Member of the Kingdom of Hawaii House of Representatives for the district of Waimea, Kauai
- In office 1874–1882

Personal details
- Born: c. 1825
- Died: 1893 Kalihi Hospital, Honolulu
- Party: Emmaite
- Occupation: Tax assessor, judge
- Profession: Civil servant

= Kapahei Kauai =

Kapahei "Judge" Kauai (c. 1825 – August 1, 1893), also known as the "Arch-Leper" (a play on "Archbishop") was a judge and leper organizer.

==Biography==
In the late 1880s, he found he had contracted leprosy and fled to Kalalau Valley leading a number of other lepers. Following the overthrow of the Hawaiian Kingdom, the Provisional Government forcibly relocated many lepers. In 1893, deputy sheriff Louis H. Stolz attempted to capture the lepers but was shot and killed by Kaluai Koʻolau. Kauai organized the colony members for the repercussions. On July 1, the Waialeale landed troops. At the age of 68 and crippled by the disease, Kauai attempted to hide from the soldiers by crawling under his bed. He was the first one found and pulled out by his feet and deported to Kalaupapa.

* Dataset *

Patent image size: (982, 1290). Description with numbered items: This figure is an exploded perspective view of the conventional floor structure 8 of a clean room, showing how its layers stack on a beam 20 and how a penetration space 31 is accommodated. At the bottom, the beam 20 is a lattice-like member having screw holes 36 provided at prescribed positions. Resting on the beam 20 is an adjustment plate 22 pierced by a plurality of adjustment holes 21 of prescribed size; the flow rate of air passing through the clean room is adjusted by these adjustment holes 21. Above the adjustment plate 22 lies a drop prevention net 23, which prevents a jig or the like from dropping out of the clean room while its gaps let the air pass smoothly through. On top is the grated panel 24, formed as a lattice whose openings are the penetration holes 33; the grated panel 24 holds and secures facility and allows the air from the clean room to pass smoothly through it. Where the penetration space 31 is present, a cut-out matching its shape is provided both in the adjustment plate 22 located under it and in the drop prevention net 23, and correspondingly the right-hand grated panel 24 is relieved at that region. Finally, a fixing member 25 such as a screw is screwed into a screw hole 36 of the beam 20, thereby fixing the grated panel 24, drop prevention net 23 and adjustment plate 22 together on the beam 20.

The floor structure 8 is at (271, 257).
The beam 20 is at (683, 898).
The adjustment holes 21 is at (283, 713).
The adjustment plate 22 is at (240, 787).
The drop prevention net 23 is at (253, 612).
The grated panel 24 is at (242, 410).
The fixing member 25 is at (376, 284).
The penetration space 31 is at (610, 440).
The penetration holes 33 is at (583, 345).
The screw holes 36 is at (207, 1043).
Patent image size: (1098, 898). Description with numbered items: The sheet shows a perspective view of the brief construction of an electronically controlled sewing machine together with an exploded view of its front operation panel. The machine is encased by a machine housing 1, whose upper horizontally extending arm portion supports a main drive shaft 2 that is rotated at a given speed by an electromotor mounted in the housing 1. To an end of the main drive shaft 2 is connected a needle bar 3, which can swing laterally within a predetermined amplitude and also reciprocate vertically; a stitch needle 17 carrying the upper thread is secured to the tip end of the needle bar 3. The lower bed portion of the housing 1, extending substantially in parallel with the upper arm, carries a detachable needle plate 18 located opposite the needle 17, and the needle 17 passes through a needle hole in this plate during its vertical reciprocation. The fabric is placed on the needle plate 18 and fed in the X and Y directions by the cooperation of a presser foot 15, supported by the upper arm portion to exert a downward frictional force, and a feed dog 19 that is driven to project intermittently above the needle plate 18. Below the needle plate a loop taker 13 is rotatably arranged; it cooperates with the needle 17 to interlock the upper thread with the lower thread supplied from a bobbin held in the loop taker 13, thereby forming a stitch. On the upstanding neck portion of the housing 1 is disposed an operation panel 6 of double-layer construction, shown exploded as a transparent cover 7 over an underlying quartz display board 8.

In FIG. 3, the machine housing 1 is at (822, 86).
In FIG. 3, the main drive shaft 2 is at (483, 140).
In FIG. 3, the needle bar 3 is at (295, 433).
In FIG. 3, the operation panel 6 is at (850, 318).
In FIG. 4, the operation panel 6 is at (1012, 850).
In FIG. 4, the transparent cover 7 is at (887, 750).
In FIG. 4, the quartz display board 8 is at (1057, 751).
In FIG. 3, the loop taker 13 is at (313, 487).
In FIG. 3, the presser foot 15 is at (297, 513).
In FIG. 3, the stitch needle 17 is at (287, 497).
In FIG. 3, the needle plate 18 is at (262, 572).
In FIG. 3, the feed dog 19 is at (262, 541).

* Required action 1 *
Using the Kapahei Kauai biography, mark each statement yes or no, and support each answer by quoting the deciding words of the text.
(a) Kauai held office in the House of Representatives for the district of Waimea from 1874 to 1882.
(b) Deputy sheriff Louis H. Stolz was shot and killed by Kauai.
(c) The soldiers found Kauai last.
* Required action 2 *
In the Kapahei Kauai biography, where did Kauai go when he found he had contracted leprosy?
* Required action 3 *
Give every entry listed under "Personal details" in the Kapahei Kauai biography, with its label and value.

* Expected output 1 *
(a) Yes: "Member of the Kingdom of Hawaii House of Representatives for the district of Waimea, Kauai" and "In office 1874–1882"
(b) No: "was shot and killed by Kaluai Koʻolau"
(c) No: "He was the first one found and pulled out by his feet"

* Expected output 2 *
He fled to Kalalau Valley, leading a number of other lepers.

* Expected output 3 *
- Born: c. 1825
- Died: 1893 Kalihi Hospital, Honolulu
- Party: Emmaite
- Occupation: Tax assessor, judge
- Profession: Civil servant